* Problem to work on *
Go through the entries below and print each one exactly, leaving out pictures.

(Raw records)
↓↓↓
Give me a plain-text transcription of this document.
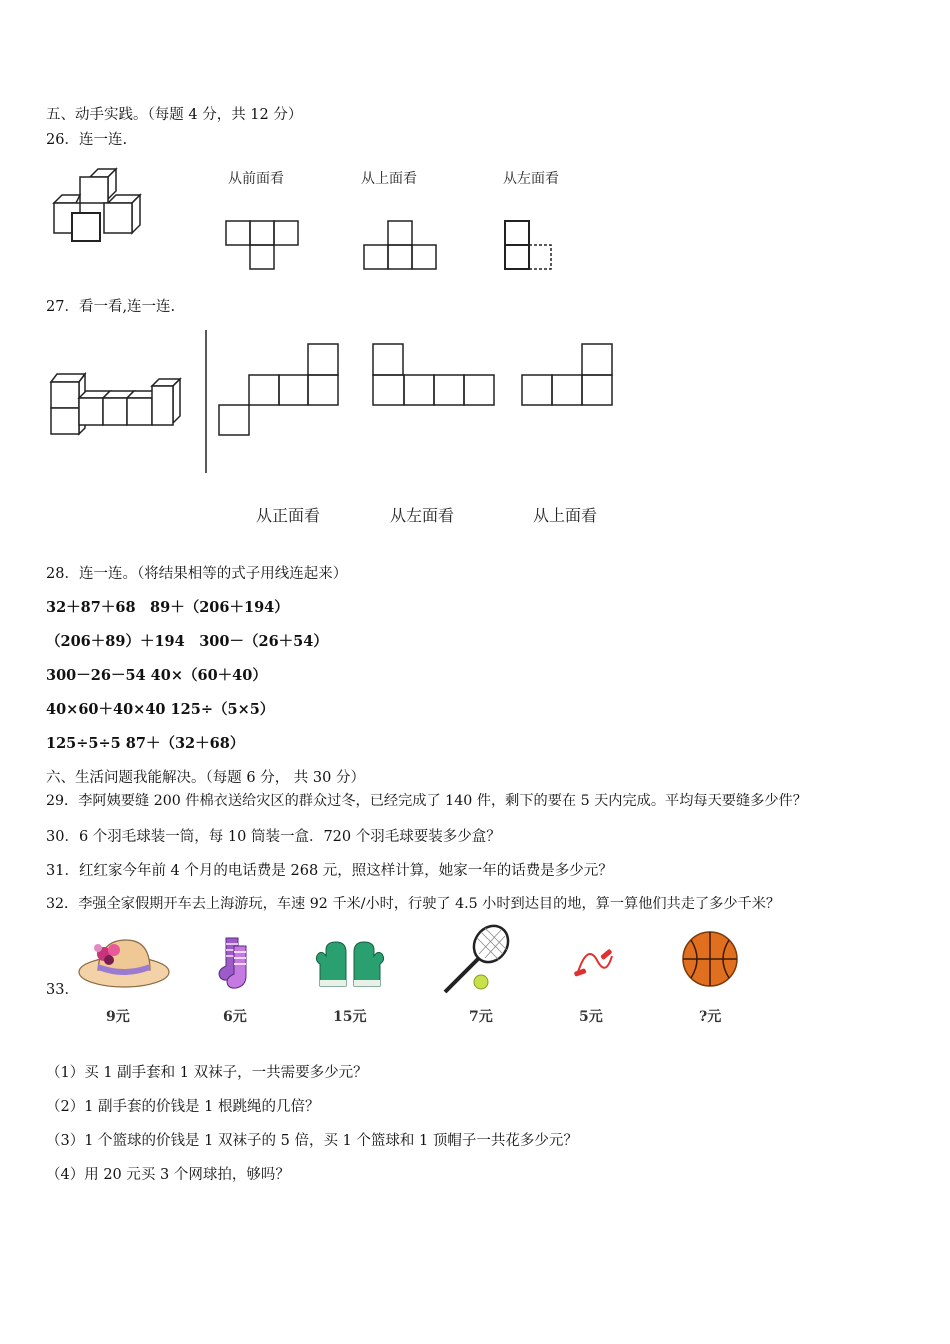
五、动手实践。（每题 4 分，共 12 分）
26．连一连.
从前面看	从上面看	从左面看
27．看一看,连一连.
从正面看	从左面看	从上面看
28．连一连。（将结果相等的式子用线连起来）
32＋87＋68　89＋（206＋194）
（206＋89）＋194　300－（26＋54）
300－26－54 40×（60＋40）
40×60＋40×40 125÷（5×5）
125÷5÷5 87＋（32＋68）
六、生活问题我能解决。（每题 6 分， 共 30 分）
29．李阿姨要缝 200 件棉衣送给灾区的群众过冬，已经完成了 140 件，剩下的要在 5 天内完成。平均每天要缝多少件？
30．6 个羽毛球装一筒，每 10 筒装一盒．720 个羽毛球要装多少盒？
31．红红家今年前 4 个月的电话费是 268 元，照这样计算，她家一年的话费是多少元？
32．李强全家假期开车去上海游玩，车速 92 千米/小时，行驶了 4.5 小时到达目的地，算一算他们共走了多少千米？
33．
9元	6元	15元	7元	5元	?元
（1）买 1 副手套和 1 双袜子，一共需要多少元？
（2）1 副手套的价钱是 1 根跳绳的几倍？
（3）1 个篮球的价钱是 1 双袜子的 5 倍，买 1 个篮球和 1 顶帽子一共花多少元？
（4）用 20 元买 3 个网球拍，够吗？
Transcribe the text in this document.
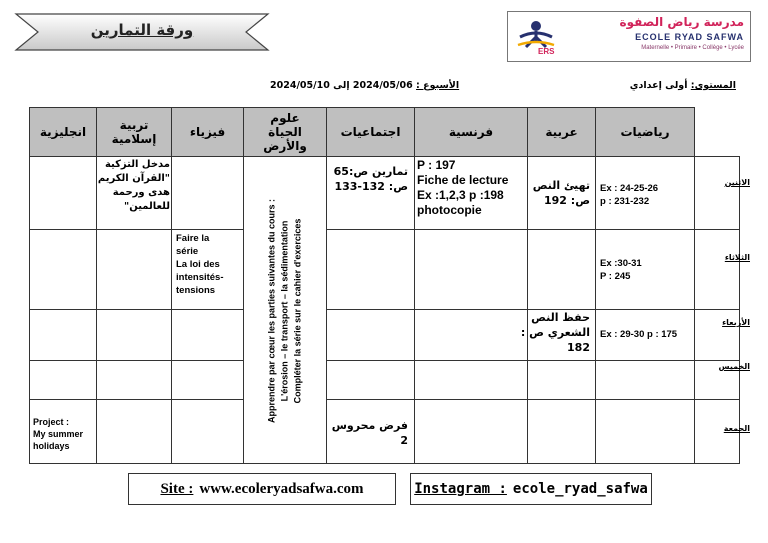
ورقة التمارين
ERS
مدرسة رياض الصفوة
ECOLE RYAD SAFWA
Maternelle • Primaire • Collège • Lycée
المستوى: أولى إعدادي
الأسبوع : 2024/05/06 إلى 2024/05/10
رياضيات
عربية
فرنسية
اجتماعيات
علوم الحياة والأرض
فيزياء
تربية إسلامية
انجليزية
الاثنين
الثلاثاء
الأربعاء
الخميس
الجمعة
Ex : 24-25-26
p : 231-232
تهيئ النص
ص: 192
P : 197
Fiche de lecture
Ex :1,2,3 p :198
photocopie
تمارين ص:65
ص: 132-133
مدخل التزكية
"القرآن الكريم
هدى ورحمة
للعالمين"
Ex :30-31
P : 245
Faire la
série
La loi des
intensités-
tensions
Ex : 29-30 p : 175
حفظ النص
الشعري ص :
182
فرض محروس
2
Project :
My summer
holidays
Apprendre par cœur les parties suivantes du cours : L'érosion – le transport – la sédimentation Compléter la série sur le cahier d'exercices
Site : www.ecoleryadsafwa.com	Instagram : ecole_ryad_safwa
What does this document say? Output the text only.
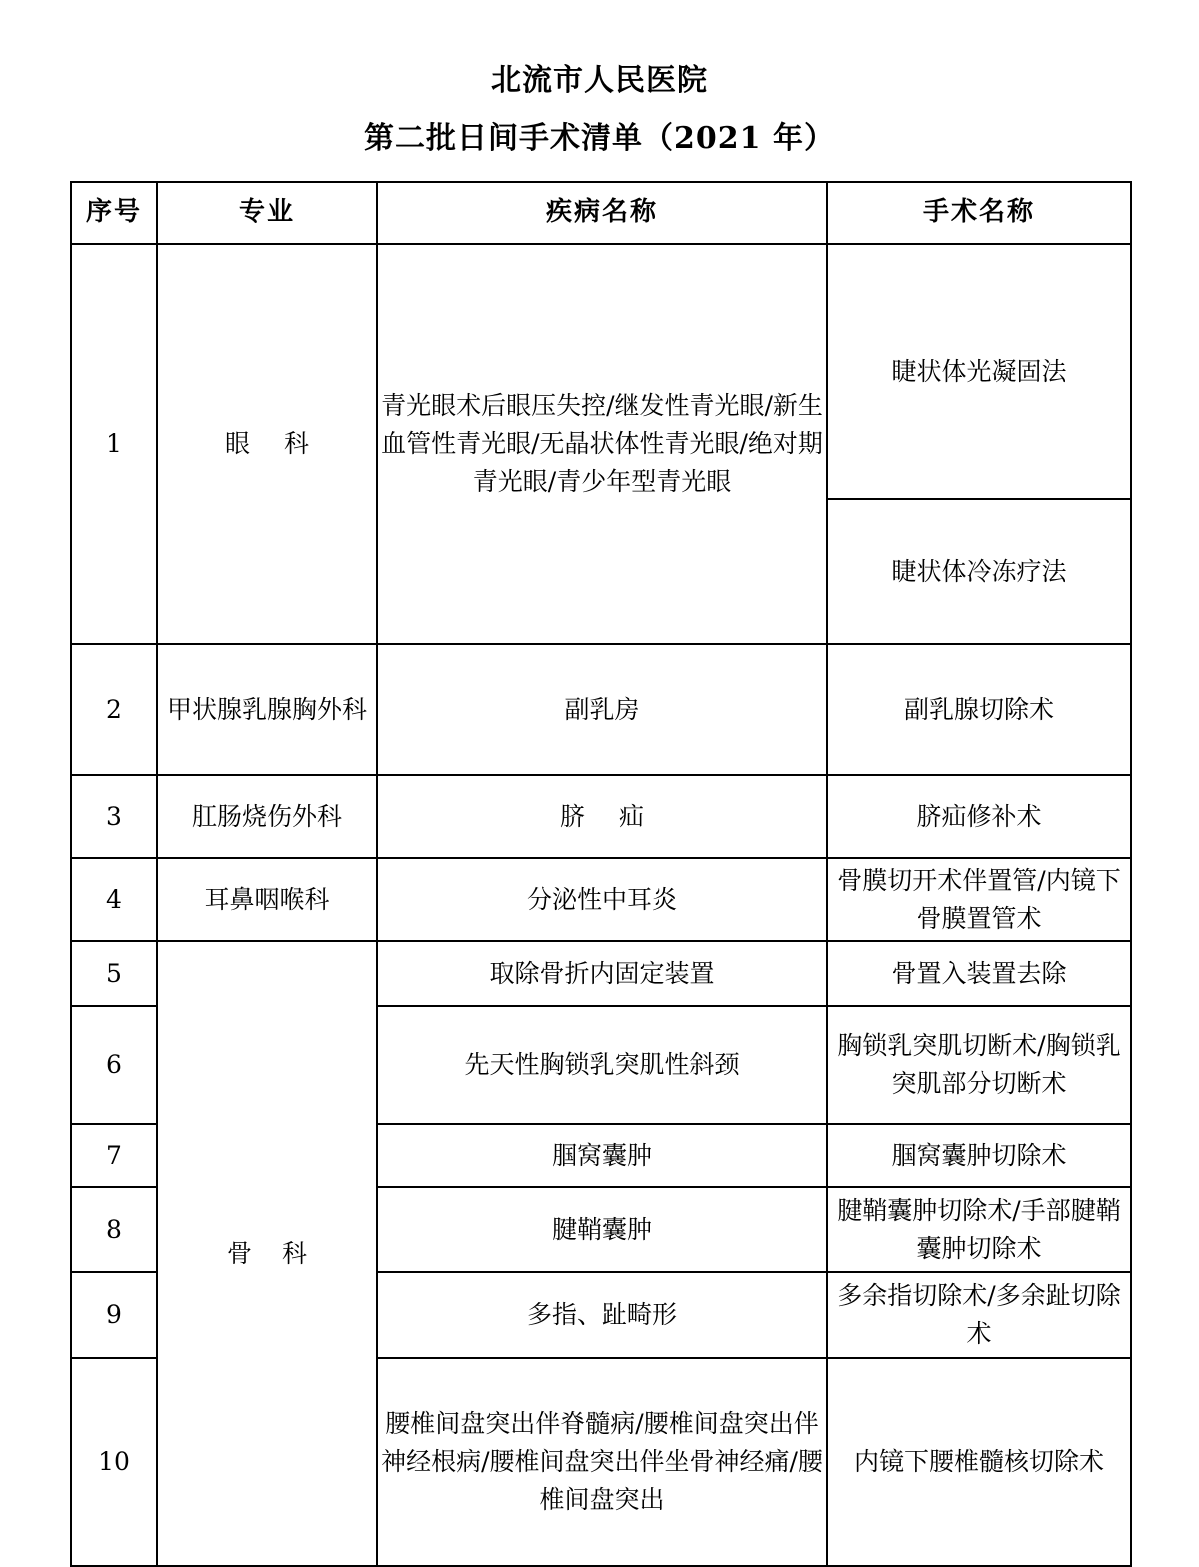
北流市人民医院
第二批日间手术清单（2021 年）
序号	专业	疾病名称	手术名称
1	眼 科	青光眼术后眼压失控/继发性青光眼/新生血管性青光眼/无晶状体性青光眼/绝对期青光眼/青少年型青光眼	睫状体光凝固法
			睫状体冷冻疗法
2	甲状腺乳腺胸外科	副乳房	副乳腺切除术
3	肛肠烧伤外科	脐 疝	脐疝修补术
4	耳鼻咽喉科	分泌性中耳炎	骨膜切开术伴置管/内镜下骨膜置管术
5	骨 科	取除骨折内固定装置	骨置入装置去除
6		先天性胸锁乳突肌性斜颈	胸锁乳突肌切断术/胸锁乳突肌部分切断术
7		腘窝囊肿	腘窝囊肿切除术
8		腱鞘囊肿	腱鞘囊肿切除术/手部腱鞘囊肿切除术
9		多指、趾畸形	多余指切除术/多余趾切除术
10		腰椎间盘突出伴脊髓病/腰椎间盘突出伴神经根病/腰椎间盘突出伴坐骨神经痛/腰椎间盘突出	内镜下腰椎髓核切除术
↑↑↑
* Solution *
Give me a plain-text transcription of this document.
五、动手实践。（每题 4 分，共 12 分）
26．连一连.
从前面看	从上面看	从左面看
27．看一看,连一连.
从正面看	从左面看	从上面看
28．连一连。（将结果相等的式子用线连起来）
32＋87＋68　89＋（206＋194）
（206＋89）＋194　300－（26＋54）
300－26－54 40×（60＋40）
40×60＋40×40 125÷（5×5）
125÷5÷5 87＋（32＋68）
六、生活问题我能解决。（每题 6 分， 共 30 分）
29．李阿姨要缝 200 件棉衣送给灾区的群众过冬，已经完成了 140 件，剩下的要在 5 天内完成。平均每天要缝多少件？
30．6 个羽毛球装一筒，每 10 筒装一盒．720 个羽毛球要装多少盒？
31．红红家今年前 4 个月的电话费是 268 元，照这样计算，她家一年的话费是多少元？
32．李强全家假期开车去上海游玩，车速 92 千米/小时，行驶了 4.5 小时到达目的地，算一算他们共走了多少千米？
33．
9元	6元	15元	7元	5元	?元
（1）买 1 副手套和 1 双袜子，一共需要多少元？
（2）1 副手套的价钱是 1 根跳绳的几倍？
（3）1 个篮球的价钱是 1 双袜子的 5 倍，买 1 个篮球和 1 顶帽子一共花多少元？
（4）用 20 元买 3 个网球拍，够吗？
Transcribe the text in this document.
ورقة التمارين
ERS
مدرسة رياض الصفوة
ECOLE RYAD SAFWA
Maternelle • Primaire • Collège • Lycée
المستوى: أولى إعدادي
الأسبوع : 2024/05/06 إلى 2024/05/10
رياضيات
عربية
فرنسية
اجتماعيات
علوم الحياة والأرض
فيزياء
تربية إسلامية
انجليزية
الاثنين
الثلاثاء
الأربعاء
الخميس
الجمعة
Ex : 24-25-26
p : 231-232
تهيئ النص
ص: 192
P : 197
Fiche de lecture
Ex :1,2,3 p :198
photocopie
تمارين ص:65
ص: 132-133
مدخل التزكية
"القرآن الكريم
هدى ورحمة
للعالمين"
Ex :30-31
P : 245
Faire la
série
La loi des
intensités-
tensions
Ex : 29-30 p : 175
حفظ النص
الشعري ص :
182
فرض محروس
2
Project :
My summer
holidays
Apprendre par cœur les parties suivantes du cours : L'érosion – le transport – la sédimentation Compléter la série sur le cahier d'exercices
Site : www.ecoleryadsafwa.com	Instagram : ecole_ryad_safwa
What does this document say? Output the text only.
北流市人民医院
第二批日间手术清单（2021 年）
序号	专业	疾病名称	手术名称
1	眼 科	青光眼术后眼压失控/继发性青光眼/新生血管性青光眼/无晶状体性青光眼/绝对期青光眼/青少年型青光眼	睫状体光凝固法
			睫状体冷冻疗法
2	甲状腺乳腺胸外科	副乳房	副乳腺切除术
3	肛肠烧伤外科	脐 疝	脐疝修补术
4	耳鼻咽喉科	分泌性中耳炎	骨膜切开术伴置管/内镜下骨膜置管术
5	骨 科	取除骨折内固定装置	骨置入装置去除
6		先天性胸锁乳突肌性斜颈	胸锁乳突肌切断术/胸锁乳突肌部分切断术
7		腘窝囊肿	腘窝囊肿切除术
8		腱鞘囊肿	腱鞘囊肿切除术/手部腱鞘囊肿切除术
9		多指、趾畸形	多余指切除术/多余趾切除术
10		腰椎间盘突出伴脊髓病/腰椎间盘突出伴神经根病/腰椎间盘突出伴坐骨神经痛/腰椎间盘突出	内镜下腰椎髓核切除术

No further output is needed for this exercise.